## Stated task
Print the listing below exactly.

**** Records for processing

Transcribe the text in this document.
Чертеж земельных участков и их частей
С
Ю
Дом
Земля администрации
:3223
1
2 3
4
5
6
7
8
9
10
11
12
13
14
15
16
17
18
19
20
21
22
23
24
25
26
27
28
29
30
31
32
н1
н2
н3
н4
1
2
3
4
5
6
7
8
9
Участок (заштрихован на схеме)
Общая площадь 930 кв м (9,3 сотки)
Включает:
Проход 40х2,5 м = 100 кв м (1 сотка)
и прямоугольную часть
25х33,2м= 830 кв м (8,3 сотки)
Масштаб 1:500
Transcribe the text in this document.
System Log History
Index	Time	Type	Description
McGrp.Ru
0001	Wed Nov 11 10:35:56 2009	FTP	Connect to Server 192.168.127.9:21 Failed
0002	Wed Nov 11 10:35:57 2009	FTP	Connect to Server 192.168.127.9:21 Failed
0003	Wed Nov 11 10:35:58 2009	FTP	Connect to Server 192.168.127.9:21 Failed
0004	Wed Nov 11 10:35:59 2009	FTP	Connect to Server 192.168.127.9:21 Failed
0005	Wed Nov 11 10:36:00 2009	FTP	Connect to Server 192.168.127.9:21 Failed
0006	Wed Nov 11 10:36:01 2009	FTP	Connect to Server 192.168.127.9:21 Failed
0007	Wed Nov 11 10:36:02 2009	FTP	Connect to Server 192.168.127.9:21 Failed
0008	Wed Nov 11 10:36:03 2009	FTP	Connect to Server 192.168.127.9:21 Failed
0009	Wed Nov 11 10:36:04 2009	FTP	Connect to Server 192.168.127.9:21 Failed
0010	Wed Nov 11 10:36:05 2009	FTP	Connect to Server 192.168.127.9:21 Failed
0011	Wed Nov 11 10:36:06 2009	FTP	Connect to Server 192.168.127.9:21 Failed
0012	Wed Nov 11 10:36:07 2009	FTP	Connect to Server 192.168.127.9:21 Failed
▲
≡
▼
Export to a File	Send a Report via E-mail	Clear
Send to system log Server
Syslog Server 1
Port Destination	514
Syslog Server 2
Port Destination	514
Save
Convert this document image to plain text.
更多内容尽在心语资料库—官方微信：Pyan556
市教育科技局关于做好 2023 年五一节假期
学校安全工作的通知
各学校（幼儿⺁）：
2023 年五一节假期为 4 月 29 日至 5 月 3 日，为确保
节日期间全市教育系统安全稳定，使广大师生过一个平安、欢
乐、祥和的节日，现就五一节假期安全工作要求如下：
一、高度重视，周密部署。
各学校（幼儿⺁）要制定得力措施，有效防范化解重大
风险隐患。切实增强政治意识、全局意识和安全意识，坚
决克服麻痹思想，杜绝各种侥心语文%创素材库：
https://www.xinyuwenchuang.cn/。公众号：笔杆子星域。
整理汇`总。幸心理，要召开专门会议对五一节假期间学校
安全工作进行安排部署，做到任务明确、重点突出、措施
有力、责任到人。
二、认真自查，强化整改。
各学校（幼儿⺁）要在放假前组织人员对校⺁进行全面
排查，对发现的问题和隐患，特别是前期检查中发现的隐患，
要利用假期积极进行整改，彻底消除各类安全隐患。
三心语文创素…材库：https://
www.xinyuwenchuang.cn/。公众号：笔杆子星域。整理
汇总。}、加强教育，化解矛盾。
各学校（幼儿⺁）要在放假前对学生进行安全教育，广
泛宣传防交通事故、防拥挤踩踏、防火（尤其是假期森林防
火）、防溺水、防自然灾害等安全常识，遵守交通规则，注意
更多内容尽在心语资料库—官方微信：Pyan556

********

## Answer for this exercise
Transcribe the text in this document.
Чертеж земельных участков и их частей
С
Ю
Дом
Земля администрации
:3223
1
2 3
4
5
6
7
8
9
10
11
12
13
14
15
16
17
18
19
20
21
22
23
24
25
26
27
28
29
30
31
32
н1
н2
н3
н4
1
2
3
4
5
6
7
8
9
Участок (заштрихован на схеме)
Общая площадь 930 кв м (9,3 сотки)
Включает:
Проход 40х2,5 м = 100 кв м (1 сотка)
и прямоугольную часть
25х33,2м= 830 кв м (8,3 сотки)
Масштаб 1:500
Transcribe the text in this document.
System Log History
Index	Time	Type	Description
McGrp.Ru
0001	Wed Nov 11 10:35:56 2009	FTP	Connect to Server 192.168.127.9:21 Failed
0002	Wed Nov 11 10:35:57 2009	FTP	Connect to Server 192.168.127.9:21 Failed
0003	Wed Nov 11 10:35:58 2009	FTP	Connect to Server 192.168.127.9:21 Failed
0004	Wed Nov 11 10:35:59 2009	FTP	Connect to Server 192.168.127.9:21 Failed
0005	Wed Nov 11 10:36:00 2009	FTP	Connect to Server 192.168.127.9:21 Failed
0006	Wed Nov 11 10:36:01 2009	FTP	Connect to Server 192.168.127.9:21 Failed
0007	Wed Nov 11 10:36:02 2009	FTP	Connect to Server 192.168.127.9:21 Failed
0008	Wed Nov 11 10:36:03 2009	FTP	Connect to Server 192.168.127.9:21 Failed
0009	Wed Nov 11 10:36:04 2009	FTP	Connect to Server 192.168.127.9:21 Failed
0010	Wed Nov 11 10:36:05 2009	FTP	Connect to Server 192.168.127.9:21 Failed
0011	Wed Nov 11 10:36:06 2009	FTP	Connect to Server 192.168.127.9:21 Failed
0012	Wed Nov 11 10:36:07 2009	FTP	Connect to Server 192.168.127.9:21 Failed
▲
≡
▼
Export to a File	Send a Report via E-mail	Clear
Send to system log Server
Syslog Server 1
Port Destination	514
Syslog Server 2
Port Destination	514
Save
Convert this document image to plain text.
更多内容尽在心语资料库—官方微信：Pyan556
市教育科技局关于做好 2023 年五一节假期
学校安全工作的通知
各学校（幼儿⺁）：
2023 年五一节假期为 4 月 29 日至 5 月 3 日，为确保
节日期间全市教育系统安全稳定，使广大师生过一个平安、欢
乐、祥和的节日，现就五一节假期安全工作要求如下：
一、高度重视，周密部署。
各学校（幼儿⺁）要制定得力措施，有效防范化解重大
风险隐患。切实增强政治意识、全局意识和安全意识，坚
决克服麻痹思想，杜绝各种侥心语文%创素材库：
https://www.xinyuwenchuang.cn/。公众号：笔杆子星域。
整理汇`总。幸心理，要召开专门会议对五一节假期间学校
安全工作进行安排部署，做到任务明确、重点突出、措施
有力、责任到人。
二、认真自查，强化整改。
各学校（幼儿⺁）要在放假前组织人员对校⺁进行全面
排查，对发现的问题和隐患，特别是前期检查中发现的隐患，
要利用假期积极进行整改，彻底消除各类安全隐患。
三心语文创素…材库：https://
www.xinyuwenchuang.cn/。公众号：笔杆子星域。整理
汇总。}、加强教育，化解矛盾。
各学校（幼儿⺁）要在放假前对学生进行安全教育，广
泛宣传防交通事故、防拥挤踩踏、防火（尤其是假期森林防
火）、防溺水、防自然灾害等安全常识，遵守交通规则，注意
更多内容尽在心语资料库—官方微信：Pyan556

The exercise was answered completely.